======== Records supplied ========

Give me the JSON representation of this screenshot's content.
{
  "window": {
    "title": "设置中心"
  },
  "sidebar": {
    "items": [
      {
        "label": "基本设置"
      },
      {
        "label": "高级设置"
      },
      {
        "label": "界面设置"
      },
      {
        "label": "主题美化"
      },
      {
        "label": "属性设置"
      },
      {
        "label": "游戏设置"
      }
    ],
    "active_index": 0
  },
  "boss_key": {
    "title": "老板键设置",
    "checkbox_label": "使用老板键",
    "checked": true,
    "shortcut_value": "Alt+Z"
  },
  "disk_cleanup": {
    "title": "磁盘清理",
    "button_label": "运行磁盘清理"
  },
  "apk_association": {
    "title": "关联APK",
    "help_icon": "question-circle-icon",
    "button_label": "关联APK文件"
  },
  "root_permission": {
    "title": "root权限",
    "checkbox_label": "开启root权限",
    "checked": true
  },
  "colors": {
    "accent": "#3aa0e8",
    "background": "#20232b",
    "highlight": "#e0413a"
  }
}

========

Your goal »
Copy out the data shown above without altering anything.

Reply to the exercise »
Give me the JSON representation of this screenshot's content.
{
  "window": {
    "title": "设置中心"
  },
  "sidebar": {
    "items": [
      {
        "label": "基本设置"
      },
      {
        "label": "高级设置"
      },
      {
        "label": "界面设置"
      },
      {
        "label": "主题美化"
      },
      {
        "label": "属性设置"
      },
      {
        "label": "游戏设置"
      }
    ],
    "active_index": 0
  },
  "boss_key": {
    "title": "老板键设置",
    "checkbox_label": "使用老板键",
    "checked": true,
    "shortcut_value": "Alt+Z"
  },
  "disk_cleanup": {
    "title": "磁盘清理",
    "button_label": "运行磁盘清理"
  },
  "apk_association": {
    "title": "关联APK",
    "help_icon": "question-circle-icon",
    "button_label": "关联APK文件"
  },
  "root_permission": {
    "title": "root权限",
    "checkbox_label": "开启root权限",
    "checked": true
  },
  "colors": {
    "accent": "#3aa0e8",
    "background": "#20232b",
    "highlight": "#e0413a"
  }
}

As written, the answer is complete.